_SHORT TASK:_ Across the data below, how many lines hold "this"? Answer with that number and nothing else.

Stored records
★ ★ ★ ★ ★

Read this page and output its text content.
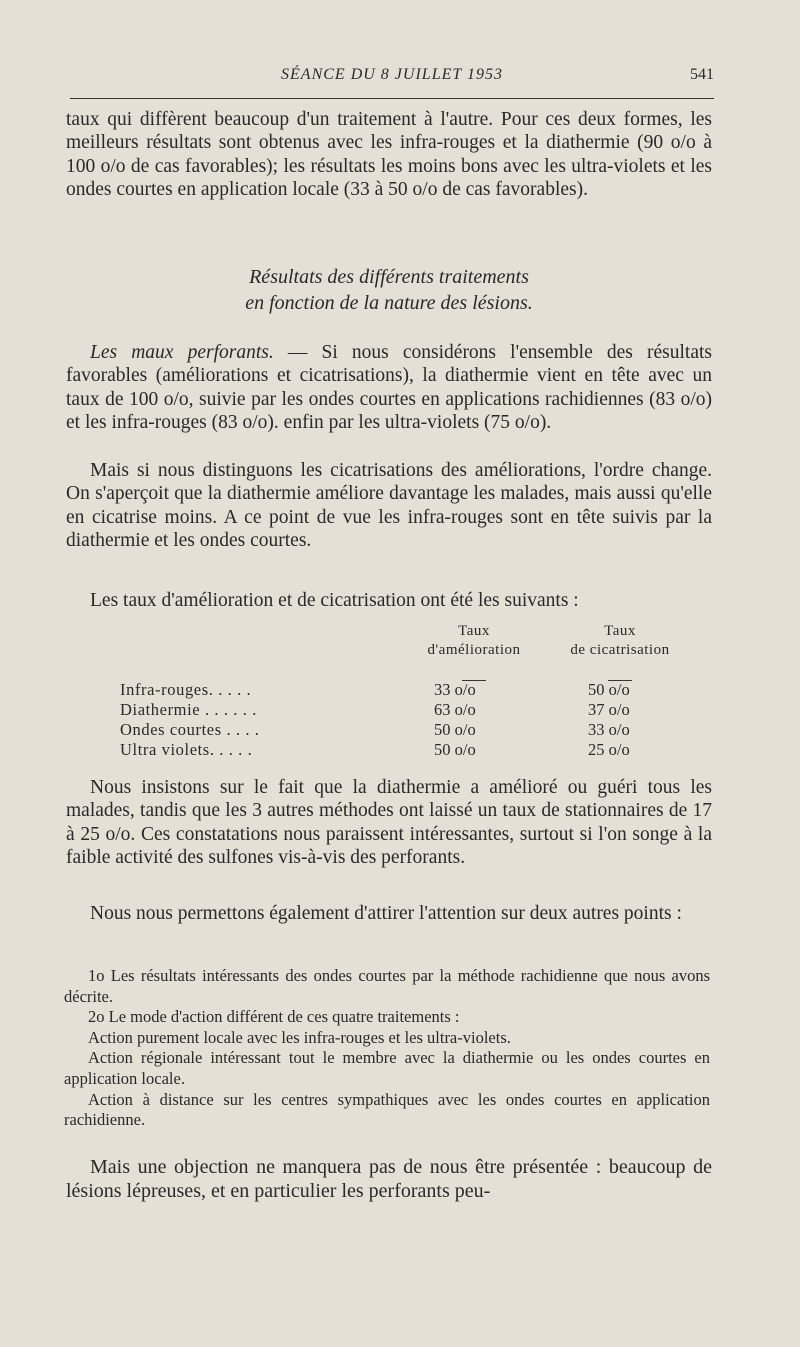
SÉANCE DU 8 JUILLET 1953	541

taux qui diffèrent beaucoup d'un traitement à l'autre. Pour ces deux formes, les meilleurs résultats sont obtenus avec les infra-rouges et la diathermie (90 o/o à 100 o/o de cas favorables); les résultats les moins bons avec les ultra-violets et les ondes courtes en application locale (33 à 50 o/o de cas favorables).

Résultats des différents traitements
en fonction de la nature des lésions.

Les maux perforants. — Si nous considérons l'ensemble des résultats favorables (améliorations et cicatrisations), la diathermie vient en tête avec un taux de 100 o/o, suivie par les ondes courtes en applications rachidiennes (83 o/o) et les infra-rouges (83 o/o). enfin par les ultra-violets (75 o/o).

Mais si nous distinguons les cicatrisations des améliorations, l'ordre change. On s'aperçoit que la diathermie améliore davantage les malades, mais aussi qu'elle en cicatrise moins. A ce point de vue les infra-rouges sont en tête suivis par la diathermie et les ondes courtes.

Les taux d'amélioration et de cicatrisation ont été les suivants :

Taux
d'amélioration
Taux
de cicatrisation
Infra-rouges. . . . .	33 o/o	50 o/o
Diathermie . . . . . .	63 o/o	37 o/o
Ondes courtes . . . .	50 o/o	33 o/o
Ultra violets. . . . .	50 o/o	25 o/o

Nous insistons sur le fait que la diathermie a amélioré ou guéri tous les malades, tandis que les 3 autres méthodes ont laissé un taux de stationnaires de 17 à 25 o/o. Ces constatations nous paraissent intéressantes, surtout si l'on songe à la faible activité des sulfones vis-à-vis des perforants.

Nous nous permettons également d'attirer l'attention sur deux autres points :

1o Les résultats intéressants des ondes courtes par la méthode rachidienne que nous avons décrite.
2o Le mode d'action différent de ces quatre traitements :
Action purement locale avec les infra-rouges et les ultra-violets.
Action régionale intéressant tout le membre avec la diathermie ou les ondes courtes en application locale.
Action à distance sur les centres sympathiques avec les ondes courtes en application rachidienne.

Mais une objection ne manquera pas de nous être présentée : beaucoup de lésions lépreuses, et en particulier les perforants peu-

★ ★ ★ ★ ★

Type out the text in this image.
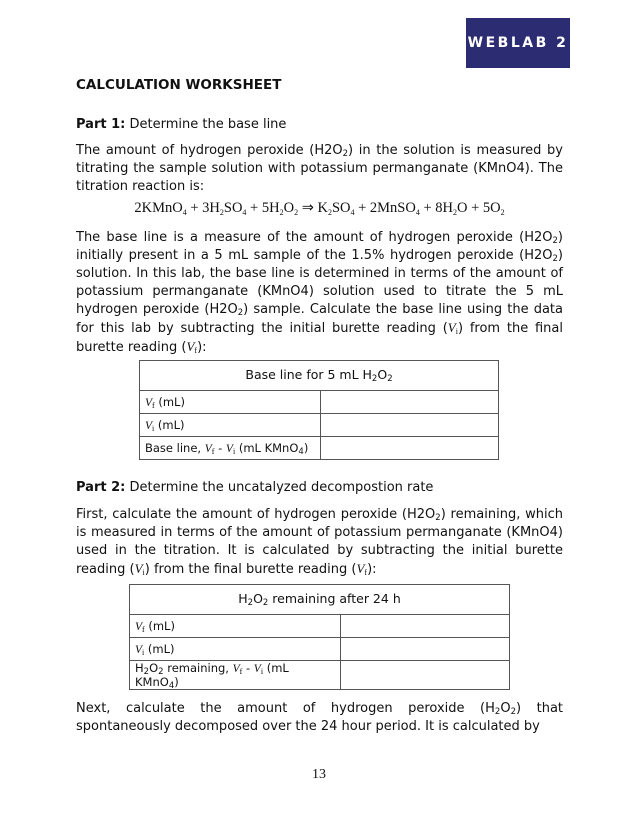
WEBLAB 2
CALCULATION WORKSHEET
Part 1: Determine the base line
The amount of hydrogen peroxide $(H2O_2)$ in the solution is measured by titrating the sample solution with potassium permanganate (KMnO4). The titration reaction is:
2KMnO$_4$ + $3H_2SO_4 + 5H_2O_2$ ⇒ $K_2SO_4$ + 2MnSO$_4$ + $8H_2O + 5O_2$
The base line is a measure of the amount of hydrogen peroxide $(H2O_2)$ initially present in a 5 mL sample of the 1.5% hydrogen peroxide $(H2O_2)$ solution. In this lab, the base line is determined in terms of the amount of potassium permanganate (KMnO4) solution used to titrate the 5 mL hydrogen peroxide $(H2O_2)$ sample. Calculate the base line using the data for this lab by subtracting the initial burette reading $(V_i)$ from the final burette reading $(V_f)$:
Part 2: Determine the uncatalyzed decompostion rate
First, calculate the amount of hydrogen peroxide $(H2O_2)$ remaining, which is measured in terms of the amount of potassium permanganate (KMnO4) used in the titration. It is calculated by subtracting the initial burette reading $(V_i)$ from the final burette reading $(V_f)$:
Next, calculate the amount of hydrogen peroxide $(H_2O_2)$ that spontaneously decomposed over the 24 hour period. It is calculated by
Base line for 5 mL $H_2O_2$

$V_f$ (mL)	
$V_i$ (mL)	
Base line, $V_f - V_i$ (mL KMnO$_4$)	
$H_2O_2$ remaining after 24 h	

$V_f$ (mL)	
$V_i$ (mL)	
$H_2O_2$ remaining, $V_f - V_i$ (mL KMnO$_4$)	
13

★ ★ ★ ★ ★

_REPLY:_ 3